-- Start of Input records --

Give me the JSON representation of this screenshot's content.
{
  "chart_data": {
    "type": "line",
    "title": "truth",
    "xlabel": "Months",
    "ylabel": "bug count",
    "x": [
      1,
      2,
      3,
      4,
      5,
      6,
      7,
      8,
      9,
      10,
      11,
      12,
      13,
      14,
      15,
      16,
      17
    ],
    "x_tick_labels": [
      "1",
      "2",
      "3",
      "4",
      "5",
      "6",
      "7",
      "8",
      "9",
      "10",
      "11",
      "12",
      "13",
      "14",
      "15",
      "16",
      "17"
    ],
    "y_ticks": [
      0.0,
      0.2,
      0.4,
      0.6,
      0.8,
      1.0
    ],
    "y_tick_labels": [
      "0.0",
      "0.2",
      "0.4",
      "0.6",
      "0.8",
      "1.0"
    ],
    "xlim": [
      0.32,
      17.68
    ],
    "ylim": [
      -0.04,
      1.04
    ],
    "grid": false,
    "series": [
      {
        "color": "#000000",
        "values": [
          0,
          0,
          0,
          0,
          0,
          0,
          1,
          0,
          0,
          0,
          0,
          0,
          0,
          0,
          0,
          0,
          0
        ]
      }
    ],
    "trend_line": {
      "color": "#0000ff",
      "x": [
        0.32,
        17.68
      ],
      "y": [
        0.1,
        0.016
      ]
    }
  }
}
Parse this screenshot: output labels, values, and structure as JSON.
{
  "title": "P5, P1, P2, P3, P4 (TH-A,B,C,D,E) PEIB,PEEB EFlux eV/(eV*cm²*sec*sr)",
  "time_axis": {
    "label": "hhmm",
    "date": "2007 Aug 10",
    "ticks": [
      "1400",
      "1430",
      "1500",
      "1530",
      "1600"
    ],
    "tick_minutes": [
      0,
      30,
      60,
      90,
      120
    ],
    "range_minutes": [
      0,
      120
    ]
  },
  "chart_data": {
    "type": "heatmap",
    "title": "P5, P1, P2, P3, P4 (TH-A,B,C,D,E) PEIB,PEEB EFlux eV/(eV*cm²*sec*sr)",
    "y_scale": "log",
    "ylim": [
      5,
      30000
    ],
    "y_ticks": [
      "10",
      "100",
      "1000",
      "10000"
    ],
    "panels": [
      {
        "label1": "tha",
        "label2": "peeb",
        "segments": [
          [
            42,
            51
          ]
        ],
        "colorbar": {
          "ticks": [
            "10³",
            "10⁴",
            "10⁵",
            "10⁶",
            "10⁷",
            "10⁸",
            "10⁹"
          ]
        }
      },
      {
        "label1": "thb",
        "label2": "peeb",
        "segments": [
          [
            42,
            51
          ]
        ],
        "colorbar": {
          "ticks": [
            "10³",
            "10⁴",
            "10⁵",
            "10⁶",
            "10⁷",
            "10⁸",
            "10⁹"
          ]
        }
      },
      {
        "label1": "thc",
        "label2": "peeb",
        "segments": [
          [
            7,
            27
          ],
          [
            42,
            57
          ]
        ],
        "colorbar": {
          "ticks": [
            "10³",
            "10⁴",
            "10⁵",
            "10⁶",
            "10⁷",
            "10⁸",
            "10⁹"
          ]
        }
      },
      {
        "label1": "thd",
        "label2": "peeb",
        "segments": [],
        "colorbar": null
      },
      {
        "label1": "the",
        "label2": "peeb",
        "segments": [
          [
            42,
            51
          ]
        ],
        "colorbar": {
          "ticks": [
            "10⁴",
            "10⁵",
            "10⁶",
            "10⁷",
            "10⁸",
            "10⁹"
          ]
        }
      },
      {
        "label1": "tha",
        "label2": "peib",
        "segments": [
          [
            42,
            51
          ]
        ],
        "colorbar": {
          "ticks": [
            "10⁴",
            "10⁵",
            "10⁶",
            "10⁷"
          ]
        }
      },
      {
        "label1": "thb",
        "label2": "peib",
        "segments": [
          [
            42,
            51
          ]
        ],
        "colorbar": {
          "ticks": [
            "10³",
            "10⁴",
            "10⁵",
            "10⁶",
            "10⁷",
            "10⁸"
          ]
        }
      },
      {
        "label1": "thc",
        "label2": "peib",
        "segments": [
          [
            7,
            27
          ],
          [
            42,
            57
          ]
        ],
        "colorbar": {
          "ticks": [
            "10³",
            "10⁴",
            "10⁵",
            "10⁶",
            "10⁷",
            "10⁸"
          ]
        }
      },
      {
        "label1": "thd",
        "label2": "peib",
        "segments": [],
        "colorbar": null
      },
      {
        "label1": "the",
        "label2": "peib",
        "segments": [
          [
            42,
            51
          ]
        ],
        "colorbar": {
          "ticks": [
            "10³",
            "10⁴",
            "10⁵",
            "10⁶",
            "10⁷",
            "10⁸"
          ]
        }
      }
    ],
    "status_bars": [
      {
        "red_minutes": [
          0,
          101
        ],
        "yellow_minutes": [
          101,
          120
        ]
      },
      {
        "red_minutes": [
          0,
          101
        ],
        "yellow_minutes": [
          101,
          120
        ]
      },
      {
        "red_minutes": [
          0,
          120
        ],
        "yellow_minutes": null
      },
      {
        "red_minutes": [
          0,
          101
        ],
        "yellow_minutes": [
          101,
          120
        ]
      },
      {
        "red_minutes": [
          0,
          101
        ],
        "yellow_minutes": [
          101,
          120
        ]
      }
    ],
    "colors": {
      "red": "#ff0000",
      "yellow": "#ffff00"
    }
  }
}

-- End of Input records --

Aim of the exercise:
Output the records exactly, including every line.

Written response:
Give me the JSON representation of this screenshot's content.
{
  "chart_data": {
    "type": "line",
    "title": "truth",
    "xlabel": "Months",
    "ylabel": "bug count",
    "x": [
      1,
      2,
      3,
      4,
      5,
      6,
      7,
      8,
      9,
      10,
      11,
      12,
      13,
      14,
      15,
      16,
      17
    ],
    "x_tick_labels": [
      "1",
      "2",
      "3",
      "4",
      "5",
      "6",
      "7",
      "8",
      "9",
      "10",
      "11",
      "12",
      "13",
      "14",
      "15",
      "16",
      "17"
    ],
    "y_ticks": [
      0.0,
      0.2,
      0.4,
      0.6,
      0.8,
      1.0
    ],
    "y_tick_labels": [
      "0.0",
      "0.2",
      "0.4",
      "0.6",
      "0.8",
      "1.0"
    ],
    "xlim": [
      0.32,
      17.68
    ],
    "ylim": [
      -0.04,
      1.04
    ],
    "grid": false,
    "series": [
      {
        "color": "#000000",
        "values": [
          0,
          0,
          0,
          0,
          0,
          0,
          1,
          0,
          0,
          0,
          0,
          0,
          0,
          0,
          0,
          0,
          0
        ]
      }
    ],
    "trend_line": {
      "color": "#0000ff",
      "x": [
        0.32,
        17.68
      ],
      "y": [
        0.1,
        0.016
      ]
    }
  }
}
Parse this screenshot: output labels, values, and structure as JSON.
{
  "title": "P5, P1, P2, P3, P4 (TH-A,B,C,D,E) PEIB,PEEB EFlux eV/(eV*cm²*sec*sr)",
  "time_axis": {
    "label": "hhmm",
    "date": "2007 Aug 10",
    "ticks": [
      "1400",
      "1430",
      "1500",
      "1530",
      "1600"
    ],
    "tick_minutes": [
      0,
      30,
      60,
      90,
      120
    ],
    "range_minutes": [
      0,
      120
    ]
  },
  "chart_data": {
    "type": "heatmap",
    "title": "P5, P1, P2, P3, P4 (TH-A,B,C,D,E) PEIB,PEEB EFlux eV/(eV*cm²*sec*sr)",
    "y_scale": "log",
    "ylim": [
      5,
      30000
    ],
    "y_ticks": [
      "10",
      "100",
      "1000",
      "10000"
    ],
    "panels": [
      {
        "label1": "tha",
        "label2": "peeb",
        "segments": [
          [
            42,
            51
          ]
        ],
        "colorbar": {
          "ticks": [
            "10³",
            "10⁴",
            "10⁵",
            "10⁶",
            "10⁷",
            "10⁸",
            "10⁹"
          ]
        }
      },
      {
        "label1": "thb",
        "label2": "peeb",
        "segments": [
          [
            42,
            51
          ]
        ],
        "colorbar": {
          "ticks": [
            "10³",
            "10⁴",
            "10⁵",
            "10⁶",
            "10⁷",
            "10⁸",
            "10⁹"
          ]
        }
      },
      {
        "label1": "thc",
        "label2": "peeb",
        "segments": [
          [
            7,
            27
          ],
          [
            42,
            57
          ]
        ],
        "colorbar": {
          "ticks": [
            "10³",
            "10⁴",
            "10⁵",
            "10⁶",
            "10⁷",
            "10⁸",
            "10⁹"
          ]
        }
      },
      {
        "label1": "thd",
        "label2": "peeb",
        "segments": [],
        "colorbar": null
      },
      {
        "label1": "the",
        "label2": "peeb",
        "segments": [
          [
            42,
            51
          ]
        ],
        "colorbar": {
          "ticks": [
            "10⁴",
            "10⁵",
            "10⁶",
            "10⁷",
            "10⁸",
            "10⁹"
          ]
        }
      },
      {
        "label1": "tha",
        "label2": "peib",
        "segments": [
          [
            42,
            51
          ]
        ],
        "colorbar": {
          "ticks": [
            "10⁴",
            "10⁵",
            "10⁶",
            "10⁷"
          ]
        }
      },
      {
        "label1": "thb",
        "label2": "peib",
        "segments": [
          [
            42,
            51
          ]
        ],
        "colorbar": {
          "ticks": [
            "10³",
            "10⁴",
            "10⁵",
            "10⁶",
            "10⁷",
            "10⁸"
          ]
        }
      },
      {
        "label1": "thc",
        "label2": "peib",
        "segments": [
          [
            7,
            27
          ],
          [
            42,
            57
          ]
        ],
        "colorbar": {
          "ticks": [
            "10³",
            "10⁴",
            "10⁵",
            "10⁶",
            "10⁷",
            "10⁸"
          ]
        }
      },
      {
        "label1": "thd",
        "label2": "peib",
        "segments": [],
        "colorbar": null
      },
      {
        "label1": "the",
        "label2": "peib",
        "segments": [
          [
            42,
            51
          ]
        ],
        "colorbar": {
          "ticks": [
            "10³",
            "10⁴",
            "10⁵",
            "10⁶",
            "10⁷",
            "10⁸"
          ]
        }
      }
    ],
    "status_bars": [
      {
        "red_minutes": [
          0,
          101
        ],
        "yellow_minutes": [
          101,
          120
        ]
      },
      {
        "red_minutes": [
          0,
          101
        ],
        "yellow_minutes": [
          101,
          120
        ]
      },
      {
        "red_minutes": [
          0,
          120
        ],
        "yellow_minutes": null
      },
      {
        "red_minutes": [
          0,
          101
        ],
        "yellow_minutes": [
          101,
          120
        ]
      },
      {
        "red_minutes": [
          0,
          101
        ],
        "yellow_minutes": [
          101,
          120
        ]
      }
    ],
    "colors": {
      "red": "#ff0000",
      "yellow": "#ffff00"
    }
  }
}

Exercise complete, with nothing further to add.